__Text section__:
------------------------------------
97. The communion we have with one another today is "real but imperfect".18 The terms we commonly use to describe or test our communion are themselves imperfectly or incompletely understood. In fact they need to point to the fullness of ecclesio-moral reality we find in one another as we discern in one another signs of hearing the shepherd's voice. But as commonly interpreted, our theological language does not yet catch the moral fullness, the plenitude of witnessing presence in history, which completeness of communion requires. It is important not to drain the fullness from our language by defining our terms purely conceptually, juridically or ecclesiastically, and not also morally. Nor must we let some particular structural aspect of the church's life be considered the sole fulfillment of what this language means. All language related to communion points to the life, obedience, and liturgical-moral integrity of the community of faith in such a way that its world-relationships, solidarities and ways of being prophetic are part of that wholeness.

F. The World Council of Churches as marker and space-maker for an Ecumenical moral communion

98. How do we make room on earth for this oikoumene of mutually recognized resonance among our ways of concrete moral-ecclesial being-in-the-world? The moral communion we have been talking about has as yet no obvious seat in space. No ecclesiastical jurisdiction exists as a place where the universal church in this moral sense comes to expression. All existing jurisdictions are partial both in what they include and in the depth of moral being they signify.

99. But some form of visible expression is needed if we are to nurture towards fulfillment the "real but imperfect" moral communion that already exists among Christian communities of faith. Some community which marks its possibility, which makes articulated space for its appearing in fullness, is needed. The World Council of Churches may well come closer than any other entity to being that mark and offering that space. It is not the moral communion of which we have spoken, but it is a community of churches praying to receive the spiritual gifts which such communion in moral witnessing will require.

1. Rethinking the Nature of the Council

100. Current discussion of the nature of the Council runs between seeing it as a purely programmatic instrument of the churches (thereby denying it ecclesial status) and seeing it as the reality of churches-in-relation (thus suggesting that it has an as yet undefined ecclesial character). But may not the choice between these alternatives be confusing and in the end false? Programmatic initiatives can interpret and express the ecclesio-moral realities of WCC member churches. And churches-in-relation may fail to realize the ecclesial intentionality inherent in their relationship. Can we move beyond the perennial dichotomy between the ecclesial and the programmatic, especially in the moral realm?

101. Perhaps we can in principle. It is not our task to become directly involved in the Council's current "common vision and understanding process". But it would be disingenuous to deny that our work is relevant to that effort. If we have anything to say on this subject we want to stay at the level of vision. Consequences for budget, structure and staffing are not our business. That said, we have some broad suggestions to make concerning the perspective in which all these matters might be considered.
------------------------------------
__Supplied data__:

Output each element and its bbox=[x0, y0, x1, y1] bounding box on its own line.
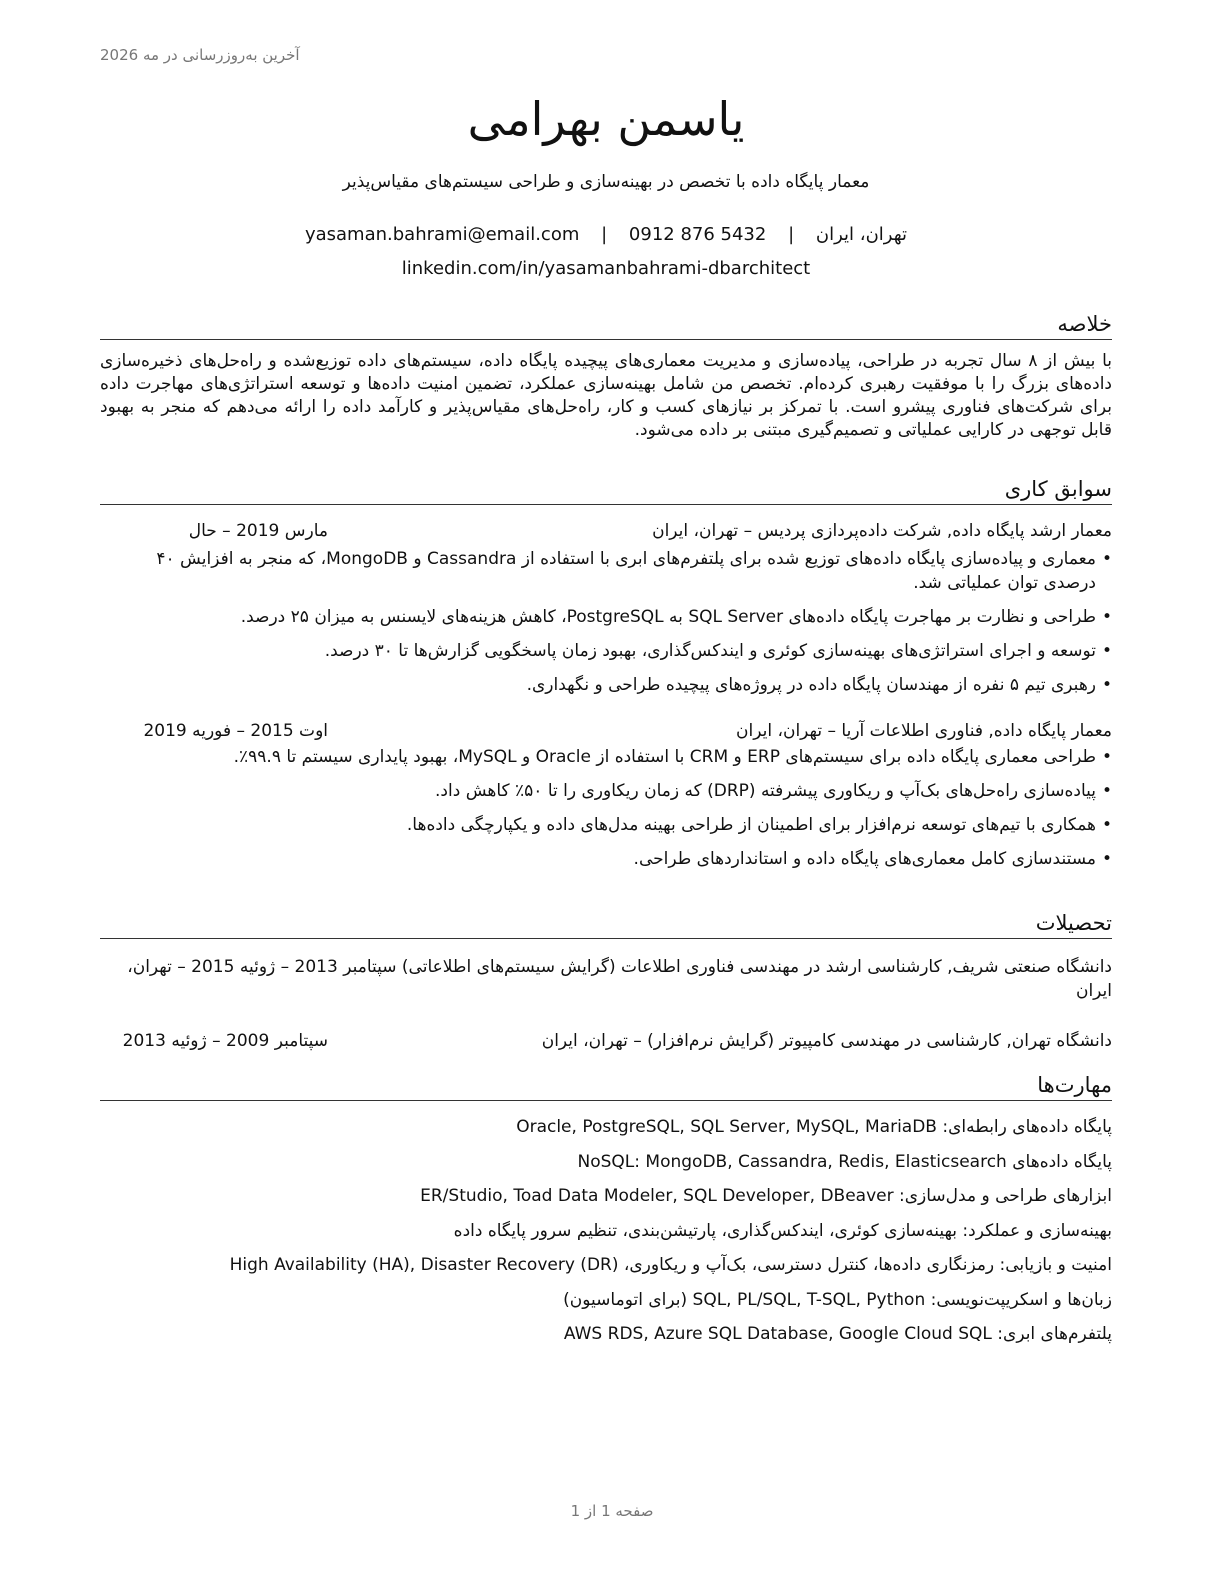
education-org: دانشگاه تهران, کارشناسی در مهندسی کامپیوتر (گرایش نرم‌افزار) – تهران، ایران bbox=[541, 1031, 1112, 1051]
section-title-education: تحصیلات bbox=[100, 909, 1112, 939]
bullet-item: • پیاده‌سازی راه‌حل‌های بک‌آپ و ریکاوری پیشرفته (DRP) که زمان ریکاوری را تا ۵۰٪ کاهش داد. bbox=[100, 779, 1112, 803]
job-bullets bbox=[100, 547, 1112, 697]
contact-line bbox=[100, 224, 1112, 245]
bullet-item: • طراحی و نظارت بر مهاجرت پایگاه داده‌های SQL Server به PostgreSQL، کاهش هزینه‌های لایسنس به میزان ۲۵ درصد. bbox=[100, 605, 1112, 629]
job-date: اوت 2015 – فوریه 2019 bbox=[143, 721, 328, 741]
skill-item: زبان‌ها و اسکریپت‌نویسی: SQL, PL/SQL, T-SQL, Python (برای اتوماسیون) bbox=[563, 1289, 1112, 1310]
job-entry bbox=[100, 519, 1112, 697]
job-header bbox=[100, 519, 1112, 543]
section-title-skills: مهارت‌ها bbox=[100, 1071, 1112, 1101]
skill-item: امنیت و بازیابی: رمزنگاری داده‌ها، کنترل دسترسی، بک‌آپ و ریکاوری، High Availability (HA), Disaster Recovery (DR) bbox=[229, 1255, 1112, 1275]
bullet-item: • توسعه و اجرای استراتژی‌های بهینه‌سازی کوئری و ایندکس‌گذاری، بهبود زمان پاسخگویی گزارش‌ها تا ۳۰ درصد. bbox=[100, 639, 1112, 663]
job-header bbox=[100, 719, 1112, 743]
location: تهران، ایران bbox=[815, 224, 908, 245]
page-number: صفحه 1 از 1 bbox=[570, 1502, 654, 1520]
education-entry bbox=[100, 955, 1112, 1003]
job-entry bbox=[100, 719, 1112, 871]
education-text: دانشگاه صنعتی شریف, کارشناسی ارشد در مهندسی فناوری اطلاعات (گرایش سیستم‌های اطلاعاتی) سپتامبر 2013 – ژوئیه 2015 – تهران، ایران bbox=[127, 957, 1112, 1001]
experience-section bbox=[100, 475, 1112, 881]
section-title-experience: سوابق کاری bbox=[100, 475, 1112, 505]
last-updated: آخرین به‌روزرسانی در مه 2026 bbox=[100, 46, 300, 64]
education-entry bbox=[100, 1029, 1112, 1053]
resume-page bbox=[100, 0, 1112, 1584]
bullet-item: • مستندسازی کامل معماری‌های پایگاه داده و استانداردهای طراحی. bbox=[100, 847, 1112, 871]
skill-item: ابزارهای طراحی و مدل‌سازی: ER/Studio, Toad Data Modeler, SQL Developer, DBeaver bbox=[420, 1186, 1112, 1206]
separator: | bbox=[601, 224, 608, 245]
bullet-item: • رهبری تیم ۵ نفره از مهندسان پایگاه داده در پروژه‌های پیچیده طراحی و نگهداری. bbox=[100, 673, 1112, 697]
bullet-item: • طراحی معماری پایگاه داده برای سیستم‌های ERP و CRM با استفاده از Oracle و MySQL، بهبود پایداری سیستم تا ۹۹.۹٪. bbox=[100, 745, 1112, 769]
skill-item: پلتفرم‌های ابری: AWS RDS, Azure SQL Database, Google Cloud SQL bbox=[563, 1324, 1112, 1344]
job-date: مارس 2019 – حال bbox=[188, 521, 328, 541]
job-org: معمار ارشد پایگاه داده, شرکت داده‌پردازی پردیس – تهران، ایران bbox=[652, 521, 1112, 541]
skill-item: پایگاه داده‌های رابطه‌ای: Oracle, PostgreSQL, SQL Server, MySQL, MariaDB bbox=[516, 1117, 1112, 1137]
section-title-summary: خلاصه bbox=[100, 310, 1112, 340]
education-section bbox=[100, 909, 1112, 1053]
email-link[interactable]: yasaman.bahrami@email.com bbox=[304, 224, 580, 245]
summary-text: با بیش از ۸ سال تجربه در طراحی، پیاده‌سازی و مدیریت معماری‌های پیچیده پایگاه داده، سیستم‌های داده توزیع‌شده و راه‌حل‌های ذخیره‌سازی داده‌های بزرگ را با موفقیت رهبری کرده‌ام. تخصص من شامل بهینه‌سازی عملکرد، تضمین امنیت داده‌ها و توسعه استراتژی‌های مهاجرت داده برای شرکت‌های فناوری پیشرو است. با تمرکز بر نیازهای کسب و کار، راه‌حل‌های مقیاس‌پذیر و کارآمد داده را ارائه می‌دهم که منجر به بهبود قابل توجهی در کارایی عملیاتی و تصمیم‌گیری مبتنی بر داده می‌شود. bbox=[100, 351, 1112, 440]
job-bullets bbox=[100, 745, 1112, 871]
job-org: معمار پایگاه داده, فناوری اطلاعات آریا – تهران، ایران bbox=[736, 721, 1112, 741]
bullet-item: • معماری و پیاده‌سازی پایگاه داده‌های توزیع شده برای پلتفرم‌های ابری با استفاده از Cassandra و MongoDB، که منجر به افزایش ۴۰ درصدی توان عملیاتی شد. bbox=[100, 547, 1112, 595]
skill-item: بهینه‌سازی و عملکرد: بهینه‌سازی کوئری، ایندکس‌گذاری، پارتیشن‌بندی، تنظیم سرور پایگاه داده bbox=[453, 1220, 1112, 1241]
bullet-item: • همکاری با تیم‌های توسعه نرم‌افزار برای اطمینان از طراحی بهینه مدل‌های داده و یکپارچگی داده‌ها. bbox=[100, 813, 1112, 837]
separator: | bbox=[788, 224, 795, 245]
skills-section bbox=[100, 1071, 1112, 1357]
candidate-name: یاسمن بهرامی bbox=[467, 92, 745, 146]
skill-item: پایگاه داده‌های NoSQL: MongoDB, Cassandra, Redis, Elasticsearch bbox=[577, 1151, 1112, 1172]
phone-number: 0912 876 5432 bbox=[628, 224, 767, 245]
education-date: سپتامبر 2009 – ژوئیه 2013 bbox=[122, 1031, 328, 1051]
job-title: معمار پایگاه داده با تخصص در بهینه‌سازی و طراحی سیستم‌های مقیاس‌پذیر bbox=[342, 172, 870, 192]
skills-list bbox=[100, 1115, 1112, 1346]
summary-section bbox=[100, 310, 1112, 442]
linkedin-link[interactable]: linkedin.com/in/yasamanbahrami-dbarchitect bbox=[401, 258, 811, 279]
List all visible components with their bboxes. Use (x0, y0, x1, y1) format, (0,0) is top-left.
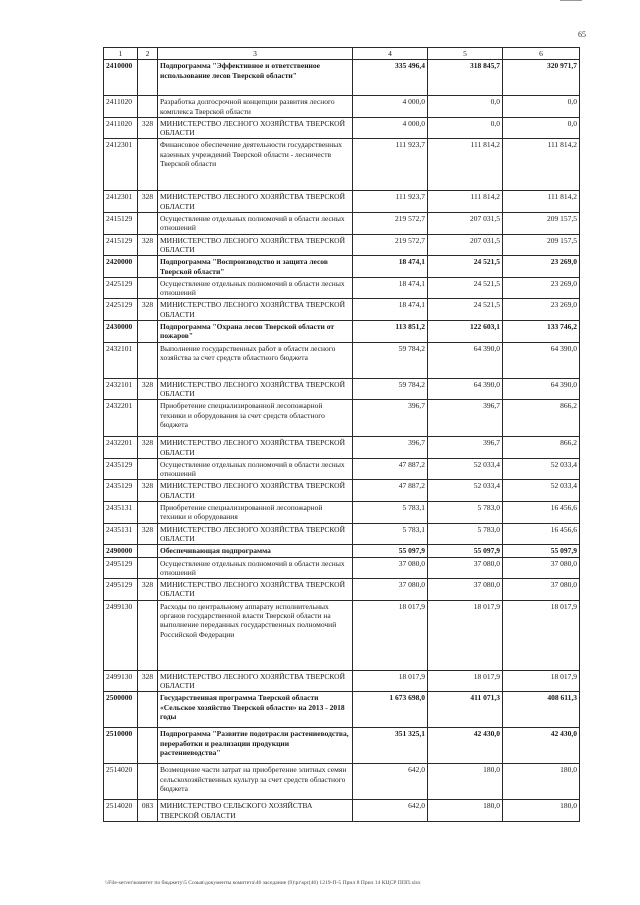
------------------------------------
__Set problem A__: Copy the moral communion text from "98. How do we" to "being they signify.", substituting "household" for "oikoumene".
__Set problem B__: Set down the lines of the listing word for word, from the line with "education-org: دانشگاه تهران, کارشناسی" to the line with "job-date: اوت 2015".
The listing has nothing to do with the moral communion text.

__Task result A__:
98. How do we make room on earth for this household of mutually recognized resonance among our ways of concrete moral-ecclesial being-in-the-world? The moral communion we have been talking about has as yet no obvious seat in space. No ecclesiastical jurisdiction exists as a place where the universal church in this moral sense comes to expression. All existing jurisdictions are partial both in what they include and in the depth of moral being they signify.

__Task result B__:
education-org: دانشگاه تهران, کارشناسی در مهندسی کامپیوتر (گرایش نرم‌افزار) – تهران، ایران bbox=[541, 1031, 1112, 1051]
section-title-education: تحصیلات bbox=[100, 909, 1112, 939]
bullet-item: • پیاده‌سازی راه‌حل‌های بک‌آپ و ریکاوری پیشرفته (DRP) که زمان ریکاوری را تا ۵۰٪ کاهش داد. bbox=[100, 779, 1112, 803]
job-bullets bbox=[100, 547, 1112, 697]
contact-line bbox=[100, 224, 1112, 245]
bullet-item: • طراحی و نظارت بر مهاجرت پایگاه داده‌های SQL Server به PostgreSQL، کاهش هزینه‌های لایسنس به میزان ۲۵ درصد. bbox=[100, 605, 1112, 629]
job-date: اوت 2015 – فوریه 2019 bbox=[143, 721, 328, 741]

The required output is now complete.